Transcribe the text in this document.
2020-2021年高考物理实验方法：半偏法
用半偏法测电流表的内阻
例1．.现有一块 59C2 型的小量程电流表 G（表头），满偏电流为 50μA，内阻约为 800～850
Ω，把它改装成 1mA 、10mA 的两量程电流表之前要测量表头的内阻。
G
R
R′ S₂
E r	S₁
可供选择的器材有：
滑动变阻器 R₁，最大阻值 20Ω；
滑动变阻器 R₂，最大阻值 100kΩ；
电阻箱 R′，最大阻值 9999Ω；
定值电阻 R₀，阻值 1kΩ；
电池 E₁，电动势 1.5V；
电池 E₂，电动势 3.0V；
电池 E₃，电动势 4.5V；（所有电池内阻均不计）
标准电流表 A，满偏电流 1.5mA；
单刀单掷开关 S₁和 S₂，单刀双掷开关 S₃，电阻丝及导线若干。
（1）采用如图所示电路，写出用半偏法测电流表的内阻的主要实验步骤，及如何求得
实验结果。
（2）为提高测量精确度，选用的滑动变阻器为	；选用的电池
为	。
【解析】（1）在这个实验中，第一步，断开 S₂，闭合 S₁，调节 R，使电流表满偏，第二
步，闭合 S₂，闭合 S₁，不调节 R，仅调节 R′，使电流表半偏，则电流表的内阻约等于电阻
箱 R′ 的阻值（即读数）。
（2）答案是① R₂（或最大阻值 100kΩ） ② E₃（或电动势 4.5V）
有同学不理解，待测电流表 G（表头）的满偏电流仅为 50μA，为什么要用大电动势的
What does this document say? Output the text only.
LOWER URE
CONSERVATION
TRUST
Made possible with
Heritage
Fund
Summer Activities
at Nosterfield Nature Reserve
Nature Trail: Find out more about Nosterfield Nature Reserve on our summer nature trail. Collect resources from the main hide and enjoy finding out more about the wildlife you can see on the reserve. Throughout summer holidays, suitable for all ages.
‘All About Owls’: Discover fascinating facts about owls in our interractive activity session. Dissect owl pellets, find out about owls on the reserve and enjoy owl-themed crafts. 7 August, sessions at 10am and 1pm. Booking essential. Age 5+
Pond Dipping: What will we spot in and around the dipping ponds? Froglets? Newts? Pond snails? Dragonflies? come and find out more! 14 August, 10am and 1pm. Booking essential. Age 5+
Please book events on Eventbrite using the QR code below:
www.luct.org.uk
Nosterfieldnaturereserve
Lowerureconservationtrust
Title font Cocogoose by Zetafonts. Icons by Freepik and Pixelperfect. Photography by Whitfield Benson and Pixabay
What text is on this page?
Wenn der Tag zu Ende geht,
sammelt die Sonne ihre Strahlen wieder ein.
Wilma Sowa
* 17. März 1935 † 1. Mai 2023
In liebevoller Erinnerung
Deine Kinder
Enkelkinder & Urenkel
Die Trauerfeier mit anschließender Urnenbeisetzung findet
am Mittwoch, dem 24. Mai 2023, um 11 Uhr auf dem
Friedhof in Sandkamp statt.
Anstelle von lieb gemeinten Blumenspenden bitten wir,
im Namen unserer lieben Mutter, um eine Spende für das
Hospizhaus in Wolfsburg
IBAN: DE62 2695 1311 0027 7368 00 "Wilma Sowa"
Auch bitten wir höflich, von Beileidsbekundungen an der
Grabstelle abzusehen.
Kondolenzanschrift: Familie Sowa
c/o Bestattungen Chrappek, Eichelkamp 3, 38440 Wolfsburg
○ ○ ○ ○
■ **Exercise details**
Please restate the data word for word, every record included.

■ **Complete response**
Transcribe the text in this document.
2020-2021年高考物理实验方法：半偏法
用半偏法测电流表的内阻
例1．.现有一块 59C2 型的小量程电流表 G（表头），满偏电流为 50μA，内阻约为 800～850
Ω，把它改装成 1mA 、10mA 的两量程电流表之前要测量表头的内阻。
G
R
R′ S₂
E r	S₁
可供选择的器材有：
滑动变阻器 R₁，最大阻值 20Ω；
滑动变阻器 R₂，最大阻值 100kΩ；
电阻箱 R′，最大阻值 9999Ω；
定值电阻 R₀，阻值 1kΩ；
电池 E₁，电动势 1.5V；
电池 E₂，电动势 3.0V；
电池 E₃，电动势 4.5V；（所有电池内阻均不计）
标准电流表 A，满偏电流 1.5mA；
单刀单掷开关 S₁和 S₂，单刀双掷开关 S₃，电阻丝及导线若干。
（1）采用如图所示电路，写出用半偏法测电流表的内阻的主要实验步骤，及如何求得
实验结果。
（2）为提高测量精确度，选用的滑动变阻器为	；选用的电池
为	。
【解析】（1）在这个实验中，第一步，断开 S₂，闭合 S₁，调节 R，使电流表满偏，第二
步，闭合 S₂，闭合 S₁，不调节 R，仅调节 R′，使电流表半偏，则电流表的内阻约等于电阻
箱 R′ 的阻值（即读数）。
（2）答案是① R₂（或最大阻值 100kΩ） ② E₃（或电动势 4.5V）
有同学不理解，待测电流表 G（表头）的满偏电流仅为 50μA，为什么要用大电动势的
What does this document say? Output the text only.
LOWER URE
CONSERVATION
TRUST
Made possible with
Heritage
Fund
Summer Activities
at Nosterfield Nature Reserve
Nature Trail: Find out more about Nosterfield Nature Reserve on our summer nature trail. Collect resources from the main hide and enjoy finding out more about the wildlife you can see on the reserve. Throughout summer holidays, suitable for all ages.
‘All About Owls’: Discover fascinating facts about owls in our interractive activity session. Dissect owl pellets, find out about owls on the reserve and enjoy owl-themed crafts. 7 August, sessions at 10am and 1pm. Booking essential. Age 5+
Pond Dipping: What will we spot in and around the dipping ponds? Froglets? Newts? Pond snails? Dragonflies? come and find out more! 14 August, 10am and 1pm. Booking essential. Age 5+
Please book events on Eventbrite using the QR code below:
www.luct.org.uk
Nosterfieldnaturereserve
Lowerureconservationtrust
Title font Cocogoose by Zetafonts. Icons by Freepik and Pixelperfect. Photography by Whitfield Benson and Pixabay
What text is on this page?
Wenn der Tag zu Ende geht,
sammelt die Sonne ihre Strahlen wieder ein.
Wilma Sowa
* 17. März 1935 † 1. Mai 2023
In liebevoller Erinnerung
Deine Kinder
Enkelkinder & Urenkel
Die Trauerfeier mit anschließender Urnenbeisetzung findet
am Mittwoch, dem 24. Mai 2023, um 11 Uhr auf dem
Friedhof in Sandkamp statt.
Anstelle von lieb gemeinten Blumenspenden bitten wir,
im Namen unserer lieben Mutter, um eine Spende für das
Hospizhaus in Wolfsburg
IBAN: DE62 2695 1311 0027 7368 00 "Wilma Sowa"
Auch bitten wir höflich, von Beileidsbekundungen an der
Grabstelle abzusehen.
Kondolenzanschrift: Familie Sowa
c/o Bestattungen Chrappek, Eichelkamp 3, 38440 Wolfsburg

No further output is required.